• **Exercise details**
Gather every line from the entries below that includes "document".

• **Stored rows**
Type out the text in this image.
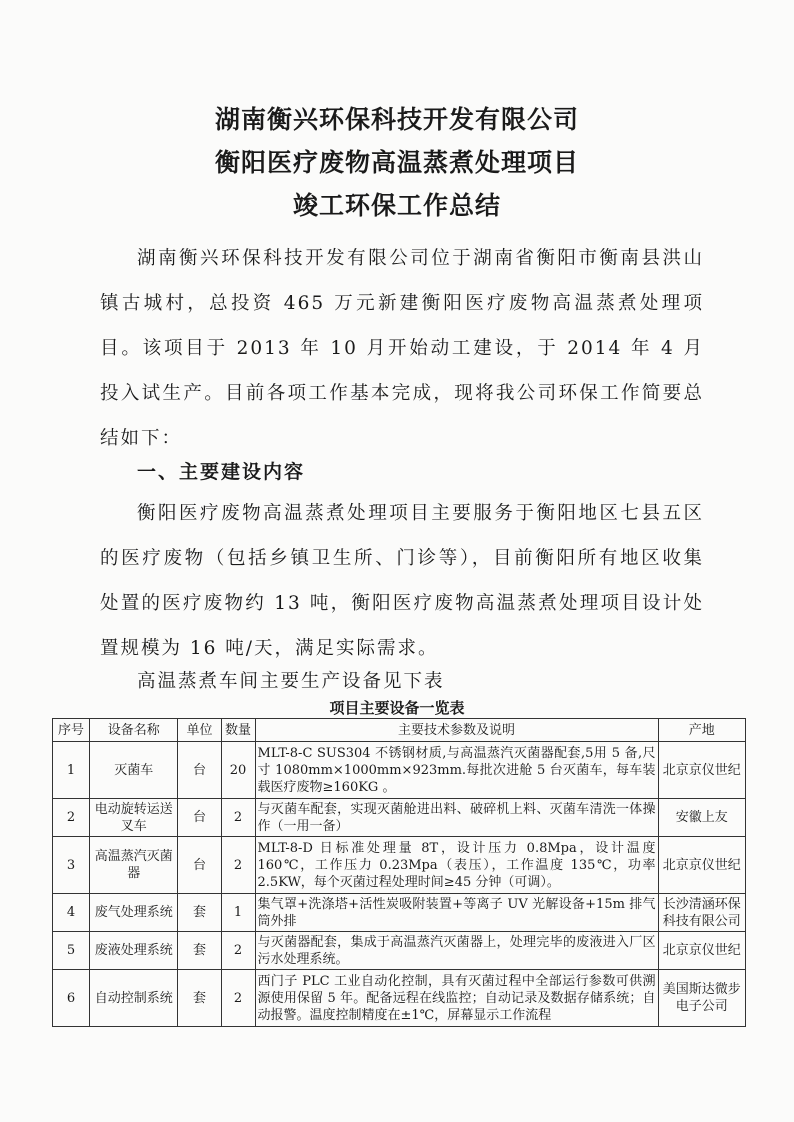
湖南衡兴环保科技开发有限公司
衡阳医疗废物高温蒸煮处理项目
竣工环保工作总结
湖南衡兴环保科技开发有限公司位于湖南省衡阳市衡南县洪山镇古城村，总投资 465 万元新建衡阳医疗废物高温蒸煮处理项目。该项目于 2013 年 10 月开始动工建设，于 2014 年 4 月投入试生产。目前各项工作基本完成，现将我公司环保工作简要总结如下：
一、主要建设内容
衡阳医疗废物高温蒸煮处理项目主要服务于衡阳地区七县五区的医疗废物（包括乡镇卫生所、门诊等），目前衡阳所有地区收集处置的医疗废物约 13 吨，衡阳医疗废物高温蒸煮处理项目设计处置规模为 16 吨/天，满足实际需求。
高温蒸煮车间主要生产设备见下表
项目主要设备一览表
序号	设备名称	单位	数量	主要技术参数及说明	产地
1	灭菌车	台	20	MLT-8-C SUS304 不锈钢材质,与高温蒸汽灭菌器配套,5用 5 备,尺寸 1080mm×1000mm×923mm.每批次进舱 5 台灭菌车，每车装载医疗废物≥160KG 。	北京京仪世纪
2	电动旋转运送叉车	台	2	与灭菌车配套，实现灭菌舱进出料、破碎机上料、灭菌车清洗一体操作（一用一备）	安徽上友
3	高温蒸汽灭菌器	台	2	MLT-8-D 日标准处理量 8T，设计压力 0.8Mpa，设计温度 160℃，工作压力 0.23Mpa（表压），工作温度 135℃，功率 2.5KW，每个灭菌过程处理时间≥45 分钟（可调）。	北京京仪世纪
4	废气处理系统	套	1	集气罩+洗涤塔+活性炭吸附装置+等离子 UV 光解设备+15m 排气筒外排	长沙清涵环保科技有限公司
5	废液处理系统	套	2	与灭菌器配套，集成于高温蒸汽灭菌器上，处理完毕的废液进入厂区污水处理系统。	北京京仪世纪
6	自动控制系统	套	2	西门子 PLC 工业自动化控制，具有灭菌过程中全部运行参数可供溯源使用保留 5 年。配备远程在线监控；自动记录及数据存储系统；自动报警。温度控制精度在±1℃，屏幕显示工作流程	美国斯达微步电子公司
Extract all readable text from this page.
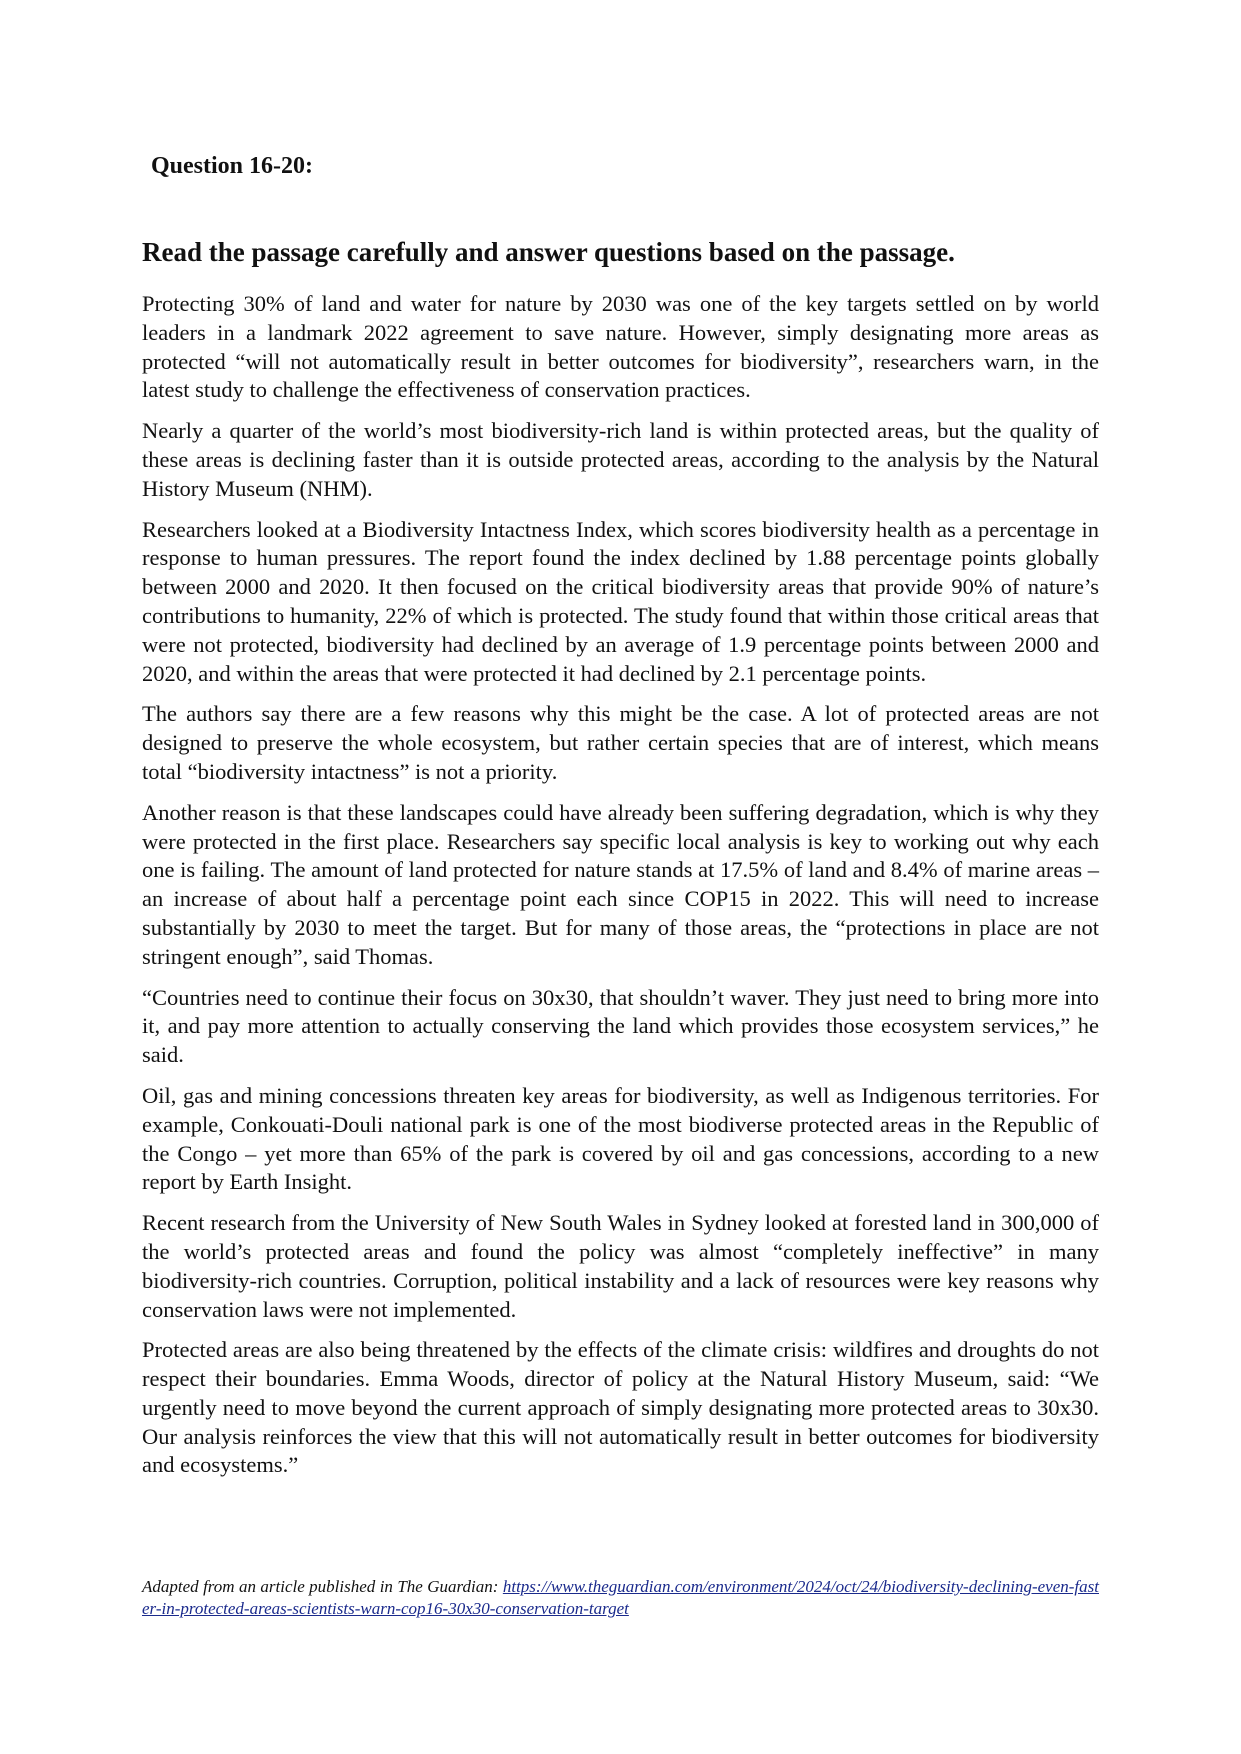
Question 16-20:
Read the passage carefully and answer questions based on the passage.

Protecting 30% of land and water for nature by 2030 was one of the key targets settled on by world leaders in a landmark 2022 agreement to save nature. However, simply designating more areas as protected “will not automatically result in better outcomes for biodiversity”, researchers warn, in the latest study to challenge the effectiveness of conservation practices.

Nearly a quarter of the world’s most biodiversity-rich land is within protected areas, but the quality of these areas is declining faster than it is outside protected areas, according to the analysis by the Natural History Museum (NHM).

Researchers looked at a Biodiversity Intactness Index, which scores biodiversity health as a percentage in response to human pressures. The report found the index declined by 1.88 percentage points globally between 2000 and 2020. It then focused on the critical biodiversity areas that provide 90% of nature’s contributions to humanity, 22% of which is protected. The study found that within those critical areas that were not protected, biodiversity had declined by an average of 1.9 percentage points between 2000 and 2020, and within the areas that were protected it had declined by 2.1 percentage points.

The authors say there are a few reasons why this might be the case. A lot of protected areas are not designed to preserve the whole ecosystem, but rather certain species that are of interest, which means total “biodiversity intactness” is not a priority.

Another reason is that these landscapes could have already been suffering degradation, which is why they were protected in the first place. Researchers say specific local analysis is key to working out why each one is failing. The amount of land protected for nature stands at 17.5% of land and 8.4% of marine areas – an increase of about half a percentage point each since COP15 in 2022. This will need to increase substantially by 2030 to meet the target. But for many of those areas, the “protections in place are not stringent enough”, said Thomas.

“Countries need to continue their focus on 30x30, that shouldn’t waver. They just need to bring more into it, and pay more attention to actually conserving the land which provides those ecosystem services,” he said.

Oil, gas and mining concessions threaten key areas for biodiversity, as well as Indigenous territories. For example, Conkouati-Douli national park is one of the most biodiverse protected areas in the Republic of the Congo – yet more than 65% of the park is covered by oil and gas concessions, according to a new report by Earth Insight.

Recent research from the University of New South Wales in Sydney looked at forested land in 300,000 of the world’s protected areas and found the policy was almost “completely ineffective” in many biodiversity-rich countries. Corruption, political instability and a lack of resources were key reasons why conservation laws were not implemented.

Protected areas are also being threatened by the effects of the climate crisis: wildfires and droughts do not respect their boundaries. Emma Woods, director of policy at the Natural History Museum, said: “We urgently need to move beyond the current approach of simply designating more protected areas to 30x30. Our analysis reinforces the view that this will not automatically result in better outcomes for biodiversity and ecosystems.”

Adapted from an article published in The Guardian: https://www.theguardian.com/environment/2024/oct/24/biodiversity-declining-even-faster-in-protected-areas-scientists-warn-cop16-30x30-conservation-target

...

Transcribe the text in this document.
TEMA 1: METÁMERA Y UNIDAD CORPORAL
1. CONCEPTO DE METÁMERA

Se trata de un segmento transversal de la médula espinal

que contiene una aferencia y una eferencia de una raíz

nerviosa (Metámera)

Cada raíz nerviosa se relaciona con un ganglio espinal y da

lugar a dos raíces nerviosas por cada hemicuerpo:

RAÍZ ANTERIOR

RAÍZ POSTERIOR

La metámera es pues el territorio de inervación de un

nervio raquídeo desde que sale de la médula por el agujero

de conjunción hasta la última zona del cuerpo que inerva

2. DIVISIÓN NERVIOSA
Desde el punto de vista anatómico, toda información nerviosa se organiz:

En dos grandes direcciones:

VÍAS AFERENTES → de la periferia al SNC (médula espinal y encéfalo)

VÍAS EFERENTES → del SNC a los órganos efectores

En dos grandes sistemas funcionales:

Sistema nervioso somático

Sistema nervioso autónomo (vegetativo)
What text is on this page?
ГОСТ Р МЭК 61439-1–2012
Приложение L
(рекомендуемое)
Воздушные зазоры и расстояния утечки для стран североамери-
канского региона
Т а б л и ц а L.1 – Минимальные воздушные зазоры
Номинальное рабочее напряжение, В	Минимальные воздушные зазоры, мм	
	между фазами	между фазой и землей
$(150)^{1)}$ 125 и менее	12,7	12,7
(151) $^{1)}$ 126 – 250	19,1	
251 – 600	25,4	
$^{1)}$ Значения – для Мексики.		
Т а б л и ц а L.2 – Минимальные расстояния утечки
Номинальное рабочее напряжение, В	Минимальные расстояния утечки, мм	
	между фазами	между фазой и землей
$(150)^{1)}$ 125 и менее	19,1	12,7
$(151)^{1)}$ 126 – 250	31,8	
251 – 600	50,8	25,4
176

==

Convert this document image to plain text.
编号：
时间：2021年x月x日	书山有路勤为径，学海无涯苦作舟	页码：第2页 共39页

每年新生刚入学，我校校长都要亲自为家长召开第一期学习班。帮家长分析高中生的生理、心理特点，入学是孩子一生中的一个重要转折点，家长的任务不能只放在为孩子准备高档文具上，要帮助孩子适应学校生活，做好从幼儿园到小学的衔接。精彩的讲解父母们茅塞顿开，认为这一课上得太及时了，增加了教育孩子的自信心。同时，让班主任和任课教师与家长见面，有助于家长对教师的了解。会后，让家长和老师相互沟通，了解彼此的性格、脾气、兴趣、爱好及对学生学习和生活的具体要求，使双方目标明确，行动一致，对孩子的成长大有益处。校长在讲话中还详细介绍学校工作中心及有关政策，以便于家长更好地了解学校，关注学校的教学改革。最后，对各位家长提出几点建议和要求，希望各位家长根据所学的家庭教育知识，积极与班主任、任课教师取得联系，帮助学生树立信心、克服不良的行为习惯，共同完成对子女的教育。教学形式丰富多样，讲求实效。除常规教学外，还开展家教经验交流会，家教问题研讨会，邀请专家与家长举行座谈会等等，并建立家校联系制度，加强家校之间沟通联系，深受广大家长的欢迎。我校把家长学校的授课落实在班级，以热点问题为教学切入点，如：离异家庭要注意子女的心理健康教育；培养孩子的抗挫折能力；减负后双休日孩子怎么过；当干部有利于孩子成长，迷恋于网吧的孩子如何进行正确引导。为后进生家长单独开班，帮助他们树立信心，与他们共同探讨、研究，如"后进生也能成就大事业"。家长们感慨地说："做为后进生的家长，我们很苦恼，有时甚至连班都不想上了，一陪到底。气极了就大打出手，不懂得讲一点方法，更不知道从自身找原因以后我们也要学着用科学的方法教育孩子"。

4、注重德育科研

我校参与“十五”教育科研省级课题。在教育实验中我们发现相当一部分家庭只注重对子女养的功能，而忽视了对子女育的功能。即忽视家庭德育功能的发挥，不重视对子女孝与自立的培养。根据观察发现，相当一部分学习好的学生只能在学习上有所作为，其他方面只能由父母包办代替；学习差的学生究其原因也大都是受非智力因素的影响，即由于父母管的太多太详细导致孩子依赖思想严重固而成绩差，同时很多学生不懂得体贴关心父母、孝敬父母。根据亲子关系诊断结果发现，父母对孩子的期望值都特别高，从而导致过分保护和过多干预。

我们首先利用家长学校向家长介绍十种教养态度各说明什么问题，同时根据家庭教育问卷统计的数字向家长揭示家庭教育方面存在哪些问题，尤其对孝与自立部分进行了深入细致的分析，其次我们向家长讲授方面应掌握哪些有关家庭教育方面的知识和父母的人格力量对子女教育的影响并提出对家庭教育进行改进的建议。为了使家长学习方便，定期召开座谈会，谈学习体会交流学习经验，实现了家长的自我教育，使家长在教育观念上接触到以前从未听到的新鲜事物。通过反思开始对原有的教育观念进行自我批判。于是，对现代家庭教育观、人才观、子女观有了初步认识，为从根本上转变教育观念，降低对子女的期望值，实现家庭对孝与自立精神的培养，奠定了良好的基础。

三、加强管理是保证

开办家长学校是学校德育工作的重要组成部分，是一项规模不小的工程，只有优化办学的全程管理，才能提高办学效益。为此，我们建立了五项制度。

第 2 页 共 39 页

• **Expected answer**
Transcribe the text in this document.
Convert this document image to plain text.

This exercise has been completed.